# RECORDS SHOWN start
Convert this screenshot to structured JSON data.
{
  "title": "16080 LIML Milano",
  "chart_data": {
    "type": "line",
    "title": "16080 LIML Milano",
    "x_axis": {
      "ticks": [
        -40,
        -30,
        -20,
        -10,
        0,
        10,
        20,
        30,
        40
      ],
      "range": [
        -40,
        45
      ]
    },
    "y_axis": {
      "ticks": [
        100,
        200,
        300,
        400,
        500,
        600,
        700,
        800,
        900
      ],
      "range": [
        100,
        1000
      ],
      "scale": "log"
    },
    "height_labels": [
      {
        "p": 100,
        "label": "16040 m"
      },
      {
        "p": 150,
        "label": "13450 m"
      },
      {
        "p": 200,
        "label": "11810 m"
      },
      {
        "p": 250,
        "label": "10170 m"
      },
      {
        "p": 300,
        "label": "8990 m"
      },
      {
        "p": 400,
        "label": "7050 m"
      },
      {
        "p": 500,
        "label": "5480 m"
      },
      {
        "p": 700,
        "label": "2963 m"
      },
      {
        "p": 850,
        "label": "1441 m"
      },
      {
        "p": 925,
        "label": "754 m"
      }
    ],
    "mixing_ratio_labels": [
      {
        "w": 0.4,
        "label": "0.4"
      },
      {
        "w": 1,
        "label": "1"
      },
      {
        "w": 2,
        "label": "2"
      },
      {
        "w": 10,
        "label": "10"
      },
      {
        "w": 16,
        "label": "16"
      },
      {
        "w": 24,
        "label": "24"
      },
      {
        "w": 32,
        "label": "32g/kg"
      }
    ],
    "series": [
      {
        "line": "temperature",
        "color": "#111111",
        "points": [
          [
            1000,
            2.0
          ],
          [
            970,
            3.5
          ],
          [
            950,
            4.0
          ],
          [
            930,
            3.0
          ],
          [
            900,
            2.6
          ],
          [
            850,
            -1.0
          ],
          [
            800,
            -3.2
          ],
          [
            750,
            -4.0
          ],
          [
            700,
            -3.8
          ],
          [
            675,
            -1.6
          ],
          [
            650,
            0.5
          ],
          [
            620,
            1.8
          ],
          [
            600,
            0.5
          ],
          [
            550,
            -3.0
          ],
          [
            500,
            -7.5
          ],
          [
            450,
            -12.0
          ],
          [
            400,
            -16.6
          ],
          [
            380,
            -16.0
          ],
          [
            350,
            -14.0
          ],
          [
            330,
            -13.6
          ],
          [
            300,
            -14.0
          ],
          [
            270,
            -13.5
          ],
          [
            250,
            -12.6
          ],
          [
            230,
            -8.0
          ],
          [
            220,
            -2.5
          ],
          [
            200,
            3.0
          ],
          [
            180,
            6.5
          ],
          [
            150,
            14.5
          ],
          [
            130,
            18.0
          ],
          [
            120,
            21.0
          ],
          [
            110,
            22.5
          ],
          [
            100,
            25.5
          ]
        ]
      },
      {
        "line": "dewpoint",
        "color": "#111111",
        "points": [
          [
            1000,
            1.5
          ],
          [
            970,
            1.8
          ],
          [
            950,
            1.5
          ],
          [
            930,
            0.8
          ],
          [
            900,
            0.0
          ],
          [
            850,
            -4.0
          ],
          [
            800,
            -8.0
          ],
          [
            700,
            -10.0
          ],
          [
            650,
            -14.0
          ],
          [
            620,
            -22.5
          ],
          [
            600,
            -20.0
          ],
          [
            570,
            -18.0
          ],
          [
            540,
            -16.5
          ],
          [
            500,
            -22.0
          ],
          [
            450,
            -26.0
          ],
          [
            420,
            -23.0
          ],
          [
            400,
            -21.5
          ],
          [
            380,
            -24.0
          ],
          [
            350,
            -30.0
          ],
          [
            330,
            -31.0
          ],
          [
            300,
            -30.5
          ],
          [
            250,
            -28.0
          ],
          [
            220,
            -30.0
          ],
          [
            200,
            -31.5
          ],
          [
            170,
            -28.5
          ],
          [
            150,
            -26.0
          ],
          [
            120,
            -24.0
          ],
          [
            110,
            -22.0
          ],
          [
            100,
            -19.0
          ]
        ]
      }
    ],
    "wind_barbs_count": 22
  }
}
# RECORDS SHOWN end
# RECORDS SHOWN start
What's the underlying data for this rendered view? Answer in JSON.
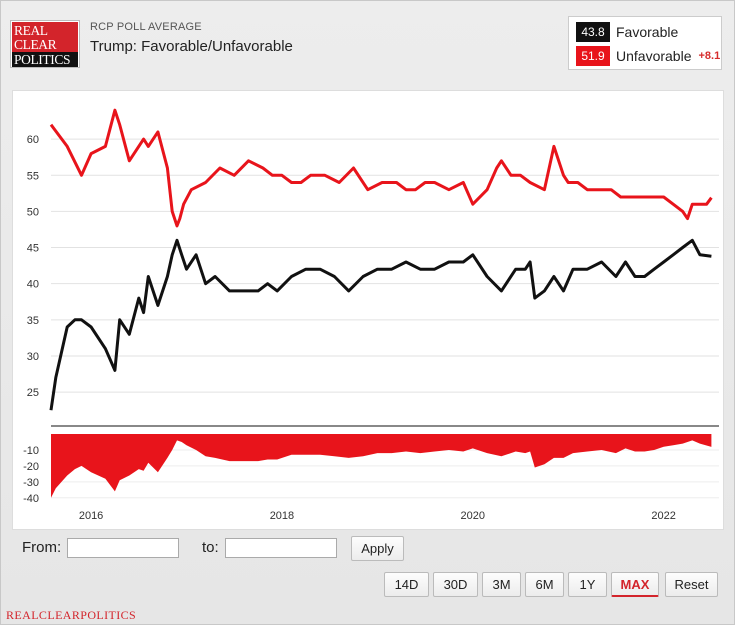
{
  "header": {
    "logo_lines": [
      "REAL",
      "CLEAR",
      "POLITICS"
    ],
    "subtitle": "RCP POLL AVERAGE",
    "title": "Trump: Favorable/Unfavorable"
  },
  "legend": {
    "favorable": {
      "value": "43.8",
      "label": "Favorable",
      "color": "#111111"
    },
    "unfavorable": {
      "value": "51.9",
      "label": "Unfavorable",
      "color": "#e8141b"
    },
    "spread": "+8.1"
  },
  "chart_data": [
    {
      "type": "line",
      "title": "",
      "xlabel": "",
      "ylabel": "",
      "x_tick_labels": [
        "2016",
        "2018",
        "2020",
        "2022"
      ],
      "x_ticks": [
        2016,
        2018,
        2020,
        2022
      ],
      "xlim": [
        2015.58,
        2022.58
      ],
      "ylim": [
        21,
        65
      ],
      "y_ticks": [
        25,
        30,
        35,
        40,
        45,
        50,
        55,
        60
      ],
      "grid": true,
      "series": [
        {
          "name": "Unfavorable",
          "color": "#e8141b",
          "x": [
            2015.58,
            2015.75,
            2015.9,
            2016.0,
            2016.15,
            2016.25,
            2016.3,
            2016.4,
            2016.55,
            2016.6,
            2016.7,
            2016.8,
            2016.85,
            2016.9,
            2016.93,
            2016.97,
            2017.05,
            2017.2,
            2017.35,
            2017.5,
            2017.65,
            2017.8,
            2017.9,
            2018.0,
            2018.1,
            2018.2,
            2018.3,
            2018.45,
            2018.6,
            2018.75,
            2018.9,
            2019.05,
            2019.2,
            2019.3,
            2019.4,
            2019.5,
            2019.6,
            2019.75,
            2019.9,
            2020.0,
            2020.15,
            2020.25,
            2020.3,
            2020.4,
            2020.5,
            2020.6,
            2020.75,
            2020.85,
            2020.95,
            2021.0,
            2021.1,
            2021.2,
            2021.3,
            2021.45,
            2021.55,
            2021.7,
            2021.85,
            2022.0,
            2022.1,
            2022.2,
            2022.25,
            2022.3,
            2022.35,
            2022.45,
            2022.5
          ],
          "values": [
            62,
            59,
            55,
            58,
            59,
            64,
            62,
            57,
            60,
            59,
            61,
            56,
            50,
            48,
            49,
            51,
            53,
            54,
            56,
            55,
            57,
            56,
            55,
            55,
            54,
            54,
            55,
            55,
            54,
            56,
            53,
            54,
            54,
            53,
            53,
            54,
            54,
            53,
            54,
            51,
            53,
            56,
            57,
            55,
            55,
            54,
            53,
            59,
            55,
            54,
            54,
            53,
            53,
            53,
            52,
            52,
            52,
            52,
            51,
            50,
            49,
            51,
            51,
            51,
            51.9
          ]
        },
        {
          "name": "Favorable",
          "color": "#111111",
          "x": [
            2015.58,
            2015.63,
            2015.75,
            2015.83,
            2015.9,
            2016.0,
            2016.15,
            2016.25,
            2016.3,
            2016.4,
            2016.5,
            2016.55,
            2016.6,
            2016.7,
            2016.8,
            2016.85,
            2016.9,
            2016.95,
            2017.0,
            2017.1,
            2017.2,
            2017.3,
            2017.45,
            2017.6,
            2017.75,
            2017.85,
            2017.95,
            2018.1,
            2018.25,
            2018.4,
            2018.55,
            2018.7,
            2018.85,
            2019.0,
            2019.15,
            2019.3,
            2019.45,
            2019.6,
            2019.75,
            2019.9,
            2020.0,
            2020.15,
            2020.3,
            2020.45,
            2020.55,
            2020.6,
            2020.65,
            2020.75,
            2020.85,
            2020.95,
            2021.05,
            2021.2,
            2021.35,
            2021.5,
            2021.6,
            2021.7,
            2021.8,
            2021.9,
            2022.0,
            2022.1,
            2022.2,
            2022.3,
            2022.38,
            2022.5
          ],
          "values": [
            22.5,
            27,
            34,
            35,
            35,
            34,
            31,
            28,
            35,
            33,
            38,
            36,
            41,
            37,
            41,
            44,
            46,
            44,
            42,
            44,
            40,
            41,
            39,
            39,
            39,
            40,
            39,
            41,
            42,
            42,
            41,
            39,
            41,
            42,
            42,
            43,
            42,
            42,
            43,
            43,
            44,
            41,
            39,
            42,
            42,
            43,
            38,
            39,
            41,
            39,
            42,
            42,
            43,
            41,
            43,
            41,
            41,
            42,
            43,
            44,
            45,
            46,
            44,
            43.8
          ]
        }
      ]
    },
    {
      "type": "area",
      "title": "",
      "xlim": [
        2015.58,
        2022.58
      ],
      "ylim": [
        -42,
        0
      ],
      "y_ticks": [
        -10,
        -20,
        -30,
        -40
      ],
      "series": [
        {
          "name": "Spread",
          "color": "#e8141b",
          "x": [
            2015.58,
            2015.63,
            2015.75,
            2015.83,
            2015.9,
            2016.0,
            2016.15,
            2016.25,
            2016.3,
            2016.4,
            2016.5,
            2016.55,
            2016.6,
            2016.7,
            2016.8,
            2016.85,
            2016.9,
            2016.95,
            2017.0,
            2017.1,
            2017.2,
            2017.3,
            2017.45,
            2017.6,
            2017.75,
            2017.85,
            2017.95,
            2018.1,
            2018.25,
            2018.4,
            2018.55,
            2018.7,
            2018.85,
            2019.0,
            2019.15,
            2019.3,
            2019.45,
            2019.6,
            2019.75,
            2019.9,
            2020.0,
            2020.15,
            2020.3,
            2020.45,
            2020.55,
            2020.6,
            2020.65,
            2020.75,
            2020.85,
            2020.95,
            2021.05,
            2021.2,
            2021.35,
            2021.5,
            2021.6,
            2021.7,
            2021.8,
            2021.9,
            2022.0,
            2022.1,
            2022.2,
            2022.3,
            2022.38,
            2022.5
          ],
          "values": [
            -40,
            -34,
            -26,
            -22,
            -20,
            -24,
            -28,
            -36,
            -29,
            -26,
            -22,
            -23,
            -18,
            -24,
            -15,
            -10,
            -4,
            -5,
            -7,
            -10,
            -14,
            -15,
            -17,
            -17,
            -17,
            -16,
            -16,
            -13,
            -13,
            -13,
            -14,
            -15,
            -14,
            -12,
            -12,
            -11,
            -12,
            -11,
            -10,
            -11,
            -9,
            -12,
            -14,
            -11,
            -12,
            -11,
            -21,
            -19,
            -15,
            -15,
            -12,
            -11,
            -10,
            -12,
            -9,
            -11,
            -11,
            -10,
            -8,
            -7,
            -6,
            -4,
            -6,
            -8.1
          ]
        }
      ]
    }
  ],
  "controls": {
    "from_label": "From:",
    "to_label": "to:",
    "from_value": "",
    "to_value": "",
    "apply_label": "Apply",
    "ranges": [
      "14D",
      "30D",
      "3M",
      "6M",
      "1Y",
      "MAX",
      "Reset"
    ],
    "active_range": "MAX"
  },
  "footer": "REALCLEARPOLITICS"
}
# RECORDS SHOWN end
# RECORDS SHOWN start
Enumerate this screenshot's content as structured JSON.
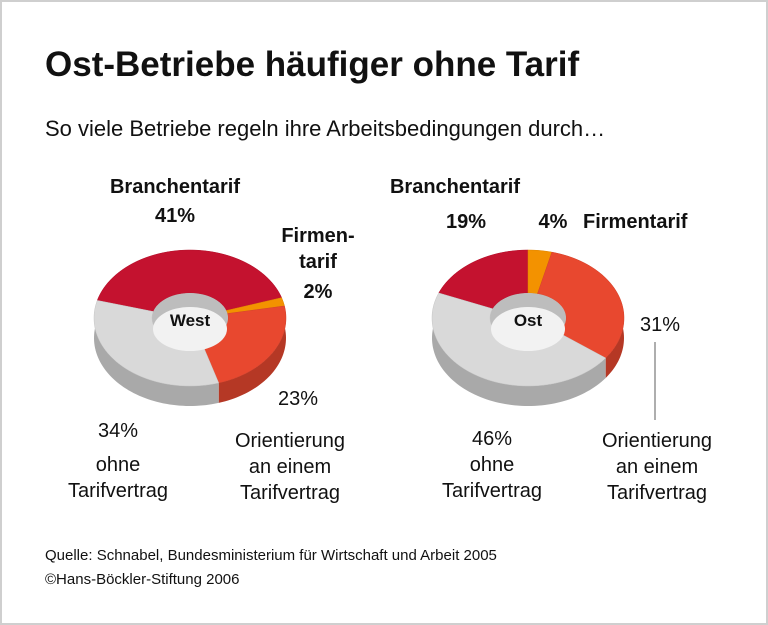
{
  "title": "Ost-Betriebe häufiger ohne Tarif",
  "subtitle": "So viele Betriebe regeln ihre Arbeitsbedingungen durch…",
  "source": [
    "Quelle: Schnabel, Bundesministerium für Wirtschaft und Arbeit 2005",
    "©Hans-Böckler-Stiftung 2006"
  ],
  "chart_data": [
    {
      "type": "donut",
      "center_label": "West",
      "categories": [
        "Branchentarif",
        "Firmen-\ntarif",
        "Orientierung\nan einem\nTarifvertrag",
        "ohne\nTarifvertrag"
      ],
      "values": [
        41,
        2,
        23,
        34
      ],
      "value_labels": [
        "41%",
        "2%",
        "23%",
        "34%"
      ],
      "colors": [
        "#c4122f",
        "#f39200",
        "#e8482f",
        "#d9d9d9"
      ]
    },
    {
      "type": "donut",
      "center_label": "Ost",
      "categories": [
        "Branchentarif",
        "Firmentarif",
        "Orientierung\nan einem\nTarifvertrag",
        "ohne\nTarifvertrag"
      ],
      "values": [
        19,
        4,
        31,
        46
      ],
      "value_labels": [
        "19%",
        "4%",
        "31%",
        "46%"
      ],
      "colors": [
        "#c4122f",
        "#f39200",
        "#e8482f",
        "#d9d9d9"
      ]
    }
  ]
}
# RECORDS SHOWN end
WORK TO COMPLETE:
Every line holding "structured" should be copied out.

SOLUTION TO THIS PROBLEM:
Convert this screenshot to structured JSON data.
Enumerate this screenshot's content as structured JSON.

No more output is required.